Where a line in the material below has the string "design", please report it.

Dataset extract
* * * * * * *

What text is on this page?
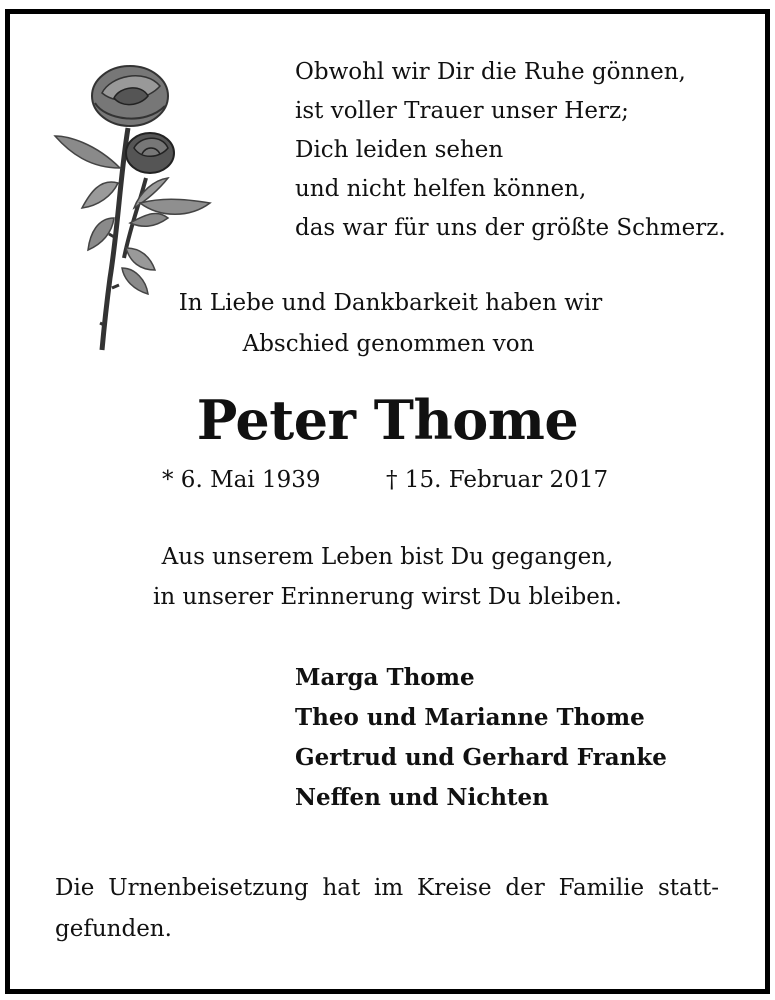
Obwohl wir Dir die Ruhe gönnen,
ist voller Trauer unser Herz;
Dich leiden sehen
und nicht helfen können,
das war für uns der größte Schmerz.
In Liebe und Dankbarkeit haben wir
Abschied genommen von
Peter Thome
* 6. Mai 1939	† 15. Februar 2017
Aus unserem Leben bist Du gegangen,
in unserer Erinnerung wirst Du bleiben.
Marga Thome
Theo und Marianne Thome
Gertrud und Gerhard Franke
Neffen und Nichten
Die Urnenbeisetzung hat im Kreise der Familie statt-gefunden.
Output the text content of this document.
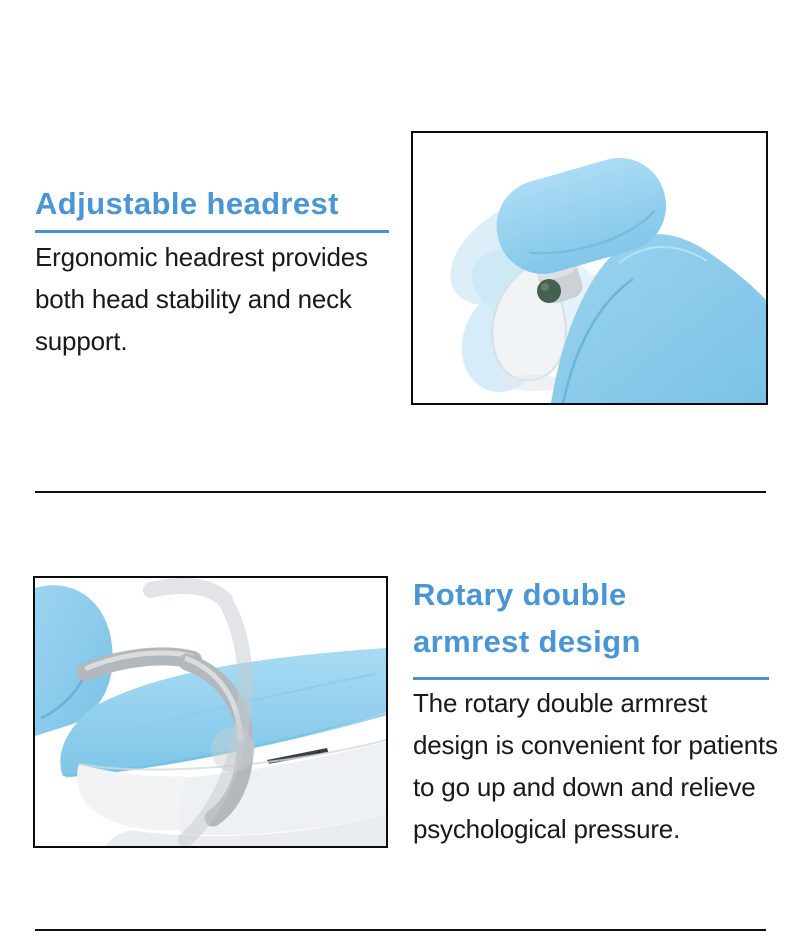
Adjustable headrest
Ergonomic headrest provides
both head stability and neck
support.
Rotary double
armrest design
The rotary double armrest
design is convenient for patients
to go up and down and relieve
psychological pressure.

* * * * * * *

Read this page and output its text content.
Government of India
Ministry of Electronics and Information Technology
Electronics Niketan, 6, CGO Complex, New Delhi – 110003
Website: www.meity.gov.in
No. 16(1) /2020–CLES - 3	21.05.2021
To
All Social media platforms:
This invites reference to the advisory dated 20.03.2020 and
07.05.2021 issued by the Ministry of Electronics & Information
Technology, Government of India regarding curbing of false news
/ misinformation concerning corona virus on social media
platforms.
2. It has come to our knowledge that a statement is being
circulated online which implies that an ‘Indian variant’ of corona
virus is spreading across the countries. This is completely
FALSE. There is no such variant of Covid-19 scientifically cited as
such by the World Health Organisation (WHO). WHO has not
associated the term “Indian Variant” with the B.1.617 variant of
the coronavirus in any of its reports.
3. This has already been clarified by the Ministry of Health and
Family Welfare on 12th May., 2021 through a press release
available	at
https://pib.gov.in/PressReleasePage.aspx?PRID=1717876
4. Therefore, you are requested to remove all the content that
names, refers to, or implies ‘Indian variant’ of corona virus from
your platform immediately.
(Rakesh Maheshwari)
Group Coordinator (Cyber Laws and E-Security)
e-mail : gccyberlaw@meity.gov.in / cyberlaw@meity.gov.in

* * * * * * *

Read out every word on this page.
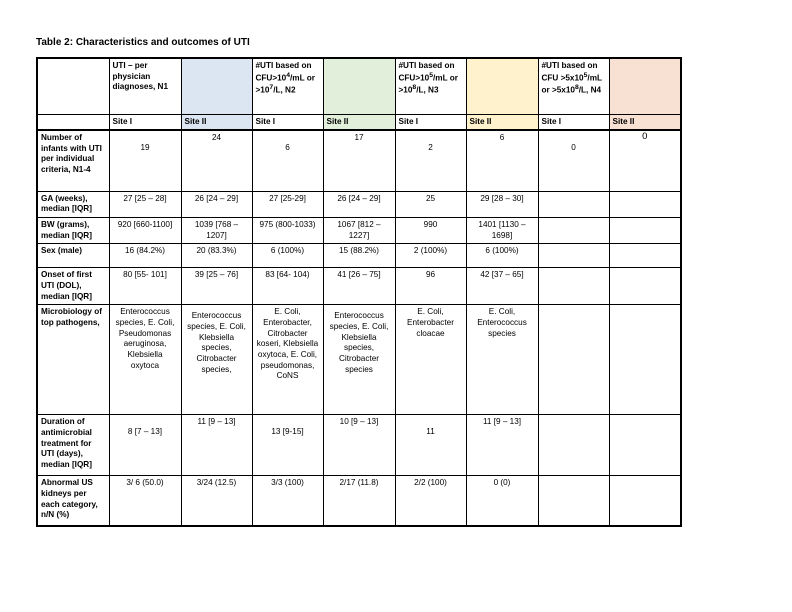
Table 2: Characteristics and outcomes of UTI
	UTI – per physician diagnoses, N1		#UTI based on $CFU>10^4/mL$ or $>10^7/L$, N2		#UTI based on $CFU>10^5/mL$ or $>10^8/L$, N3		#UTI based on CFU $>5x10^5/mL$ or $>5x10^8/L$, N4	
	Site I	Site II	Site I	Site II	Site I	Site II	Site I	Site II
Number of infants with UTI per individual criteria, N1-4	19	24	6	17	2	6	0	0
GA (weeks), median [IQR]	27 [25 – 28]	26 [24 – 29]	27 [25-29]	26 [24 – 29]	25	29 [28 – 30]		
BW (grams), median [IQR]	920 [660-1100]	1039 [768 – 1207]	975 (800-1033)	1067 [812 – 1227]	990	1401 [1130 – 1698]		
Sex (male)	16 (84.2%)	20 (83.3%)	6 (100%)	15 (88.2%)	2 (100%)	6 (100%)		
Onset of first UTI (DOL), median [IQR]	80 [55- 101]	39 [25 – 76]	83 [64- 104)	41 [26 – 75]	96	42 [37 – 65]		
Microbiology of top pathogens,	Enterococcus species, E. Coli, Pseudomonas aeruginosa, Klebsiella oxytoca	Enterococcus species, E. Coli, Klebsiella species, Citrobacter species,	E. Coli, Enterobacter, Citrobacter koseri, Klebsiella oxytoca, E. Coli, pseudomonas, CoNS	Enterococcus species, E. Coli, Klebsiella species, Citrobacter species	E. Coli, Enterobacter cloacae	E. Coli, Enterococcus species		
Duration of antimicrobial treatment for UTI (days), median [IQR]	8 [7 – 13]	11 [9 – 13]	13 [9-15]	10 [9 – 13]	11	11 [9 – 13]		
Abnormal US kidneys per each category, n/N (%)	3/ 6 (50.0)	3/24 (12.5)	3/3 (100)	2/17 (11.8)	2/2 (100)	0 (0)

* * * * * * *

Reply to the exercise
armrest design
design is convenient for patients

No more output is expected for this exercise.